• WHAT TO WORK ON: Please write out the complete listing that follows, exactly as it reads.

• TASK INPUT:
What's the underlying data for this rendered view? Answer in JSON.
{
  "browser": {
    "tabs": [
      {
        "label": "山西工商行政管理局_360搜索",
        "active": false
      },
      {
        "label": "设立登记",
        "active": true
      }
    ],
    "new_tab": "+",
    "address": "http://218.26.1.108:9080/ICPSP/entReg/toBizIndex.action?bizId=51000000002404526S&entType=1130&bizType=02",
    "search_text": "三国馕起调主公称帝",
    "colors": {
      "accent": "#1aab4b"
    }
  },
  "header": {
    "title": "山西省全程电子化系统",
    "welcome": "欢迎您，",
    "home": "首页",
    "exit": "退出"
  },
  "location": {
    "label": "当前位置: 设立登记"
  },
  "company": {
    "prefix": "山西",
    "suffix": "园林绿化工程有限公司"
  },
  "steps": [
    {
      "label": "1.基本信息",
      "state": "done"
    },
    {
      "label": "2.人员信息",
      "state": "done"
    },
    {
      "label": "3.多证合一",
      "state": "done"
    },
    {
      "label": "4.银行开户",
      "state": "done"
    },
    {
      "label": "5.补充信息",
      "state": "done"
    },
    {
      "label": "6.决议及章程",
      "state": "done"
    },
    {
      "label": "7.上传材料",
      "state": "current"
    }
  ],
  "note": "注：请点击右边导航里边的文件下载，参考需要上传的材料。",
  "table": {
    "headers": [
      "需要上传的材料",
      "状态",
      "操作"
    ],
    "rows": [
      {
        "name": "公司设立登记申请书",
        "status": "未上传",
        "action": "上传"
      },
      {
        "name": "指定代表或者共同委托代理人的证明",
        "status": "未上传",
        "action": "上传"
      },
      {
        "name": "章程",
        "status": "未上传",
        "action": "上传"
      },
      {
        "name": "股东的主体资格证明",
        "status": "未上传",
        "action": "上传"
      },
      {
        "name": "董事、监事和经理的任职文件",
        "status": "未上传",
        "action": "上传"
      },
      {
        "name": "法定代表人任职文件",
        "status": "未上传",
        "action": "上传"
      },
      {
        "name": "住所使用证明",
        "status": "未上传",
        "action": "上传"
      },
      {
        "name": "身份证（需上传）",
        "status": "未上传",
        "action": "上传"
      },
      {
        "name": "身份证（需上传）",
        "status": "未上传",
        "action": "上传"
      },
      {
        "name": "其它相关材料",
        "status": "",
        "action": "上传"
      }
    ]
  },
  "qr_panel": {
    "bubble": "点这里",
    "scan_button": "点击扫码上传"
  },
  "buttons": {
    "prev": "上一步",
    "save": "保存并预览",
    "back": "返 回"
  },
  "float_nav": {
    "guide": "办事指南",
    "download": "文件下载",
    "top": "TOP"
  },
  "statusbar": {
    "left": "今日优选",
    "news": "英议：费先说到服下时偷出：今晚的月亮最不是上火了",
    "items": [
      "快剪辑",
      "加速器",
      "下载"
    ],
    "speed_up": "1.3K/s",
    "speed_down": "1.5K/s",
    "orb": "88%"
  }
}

• CORRECT ANSWER:
What's the underlying data for this rendered view? Answer in JSON.
{
  "browser": {
    "tabs": [
      {
        "label": "山西工商行政管理局_360搜索",
        "active": false
      },
      {
        "label": "设立登记",
        "active": true
      }
    ],
    "new_tab": "+",
    "address": "http://218.26.1.108:9080/ICPSP/entReg/toBizIndex.action?bizId=51000000002404526S&entType=1130&bizType=02",
    "search_text": "三国馕起调主公称帝",
    "colors": {
      "accent": "#1aab4b"
    }
  },
  "header": {
    "title": "山西省全程电子化系统",
    "welcome": "欢迎您，",
    "home": "首页",
    "exit": "退出"
  },
  "location": {
    "label": "当前位置: 设立登记"
  },
  "company": {
    "prefix": "山西",
    "suffix": "园林绿化工程有限公司"
  },
  "steps": [
    {
      "label": "1.基本信息",
      "state": "done"
    },
    {
      "label": "2.人员信息",
      "state": "done"
    },
    {
      "label": "3.多证合一",
      "state": "done"
    },
    {
      "label": "4.银行开户",
      "state": "done"
    },
    {
      "label": "5.补充信息",
      "state": "done"
    },
    {
      "label": "6.决议及章程",
      "state": "done"
    },
    {
      "label": "7.上传材料",
      "state": "current"
    }
  ],
  "note": "注：请点击右边导航里边的文件下载，参考需要上传的材料。",
  "table": {
    "headers": [
      "需要上传的材料",
      "状态",
      "操作"
    ],
    "rows": [
      {
        "name": "公司设立登记申请书",
        "status": "未上传",
        "action": "上传"
      },
      {
        "name": "指定代表或者共同委托代理人的证明",
        "status": "未上传",
        "action": "上传"
      },
      {
        "name": "章程",
        "status": "未上传",
        "action": "上传"
      },
      {
        "name": "股东的主体资格证明",
        "status": "未上传",
        "action": "上传"
      },
      {
        "name": "董事、监事和经理的任职文件",
        "status": "未上传",
        "action": "上传"
      },
      {
        "name": "法定代表人任职文件",
        "status": "未上传",
        "action": "上传"
      },
      {
        "name": "住所使用证明",
        "status": "未上传",
        "action": "上传"
      },
      {
        "name": "身份证（需上传）",
        "status": "未上传",
        "action": "上传"
      },
      {
        "name": "身份证（需上传）",
        "status": "未上传",
        "action": "上传"
      },
      {
        "name": "其它相关材料",
        "status": "",
        "action": "上传"
      }
    ]
  },
  "qr_panel": {
    "bubble": "点这里",
    "scan_button": "点击扫码上传"
  },
  "buttons": {
    "prev": "上一步",
    "save": "保存并预览",
    "back": "返 回"
  },
  "float_nav": {
    "guide": "办事指南",
    "download": "文件下载",
    "top": "TOP"
  },
  "statusbar": {
    "left": "今日优选",
    "news": "英议：费先说到服下时偷出：今晚的月亮最不是上火了",
    "items": [
      "快剪辑",
      "加速器",
      "下载"
    ],
    "speed_up": "1.3K/s",
    "speed_down": "1.5K/s",
    "orb": "88%"
  }
}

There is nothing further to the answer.